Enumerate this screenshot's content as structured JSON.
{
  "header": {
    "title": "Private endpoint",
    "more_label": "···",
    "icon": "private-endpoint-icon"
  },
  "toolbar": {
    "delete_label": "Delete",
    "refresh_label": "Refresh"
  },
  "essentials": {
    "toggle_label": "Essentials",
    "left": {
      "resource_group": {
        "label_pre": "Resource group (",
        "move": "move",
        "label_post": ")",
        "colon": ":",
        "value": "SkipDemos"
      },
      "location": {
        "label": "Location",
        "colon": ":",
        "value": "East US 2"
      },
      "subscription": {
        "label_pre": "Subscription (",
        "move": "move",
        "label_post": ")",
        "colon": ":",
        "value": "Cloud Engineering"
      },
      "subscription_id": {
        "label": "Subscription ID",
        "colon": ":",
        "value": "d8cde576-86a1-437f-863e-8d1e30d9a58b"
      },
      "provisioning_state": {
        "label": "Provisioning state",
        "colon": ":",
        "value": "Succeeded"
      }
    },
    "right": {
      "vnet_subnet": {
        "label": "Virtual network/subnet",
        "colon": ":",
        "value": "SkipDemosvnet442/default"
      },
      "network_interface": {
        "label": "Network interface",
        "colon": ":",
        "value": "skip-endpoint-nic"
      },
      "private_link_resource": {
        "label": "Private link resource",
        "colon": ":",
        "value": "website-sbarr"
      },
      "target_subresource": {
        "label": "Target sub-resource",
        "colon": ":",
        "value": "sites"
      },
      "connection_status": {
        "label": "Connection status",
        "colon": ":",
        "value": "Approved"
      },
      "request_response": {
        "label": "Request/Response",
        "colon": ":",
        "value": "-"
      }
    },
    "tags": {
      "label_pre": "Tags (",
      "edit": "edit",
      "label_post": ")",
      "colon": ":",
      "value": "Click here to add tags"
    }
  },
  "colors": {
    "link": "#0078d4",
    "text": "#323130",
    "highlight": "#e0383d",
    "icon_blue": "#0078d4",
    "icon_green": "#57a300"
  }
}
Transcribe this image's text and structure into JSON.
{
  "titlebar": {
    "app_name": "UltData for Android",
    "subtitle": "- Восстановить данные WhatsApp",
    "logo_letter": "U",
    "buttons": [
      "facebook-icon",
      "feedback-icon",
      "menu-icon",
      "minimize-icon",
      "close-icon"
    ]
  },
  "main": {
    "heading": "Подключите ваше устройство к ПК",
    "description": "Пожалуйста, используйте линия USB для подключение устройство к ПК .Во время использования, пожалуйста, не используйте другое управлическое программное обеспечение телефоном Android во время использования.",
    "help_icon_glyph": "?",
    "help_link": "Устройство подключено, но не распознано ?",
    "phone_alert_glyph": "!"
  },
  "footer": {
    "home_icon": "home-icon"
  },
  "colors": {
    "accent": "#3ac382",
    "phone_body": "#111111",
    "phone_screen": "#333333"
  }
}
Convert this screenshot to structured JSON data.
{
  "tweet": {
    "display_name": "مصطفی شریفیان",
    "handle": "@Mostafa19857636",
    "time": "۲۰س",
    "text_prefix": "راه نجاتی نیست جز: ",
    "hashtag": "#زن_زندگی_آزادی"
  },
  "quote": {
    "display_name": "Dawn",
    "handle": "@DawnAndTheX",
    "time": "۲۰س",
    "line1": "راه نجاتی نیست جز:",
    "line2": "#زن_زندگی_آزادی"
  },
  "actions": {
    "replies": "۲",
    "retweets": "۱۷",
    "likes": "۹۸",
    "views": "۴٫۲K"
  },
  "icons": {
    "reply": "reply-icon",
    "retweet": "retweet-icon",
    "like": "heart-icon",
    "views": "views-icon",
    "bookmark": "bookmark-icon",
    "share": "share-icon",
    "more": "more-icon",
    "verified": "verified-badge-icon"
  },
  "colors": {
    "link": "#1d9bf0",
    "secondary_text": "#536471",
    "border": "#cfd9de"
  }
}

[Work instructions] Return every line above that contains the word "نیست".

[Finished exercise]
    "text_prefix": "راه نجاتی نیست جز: ",
    "line1": "راه نجاتی نیست جز:",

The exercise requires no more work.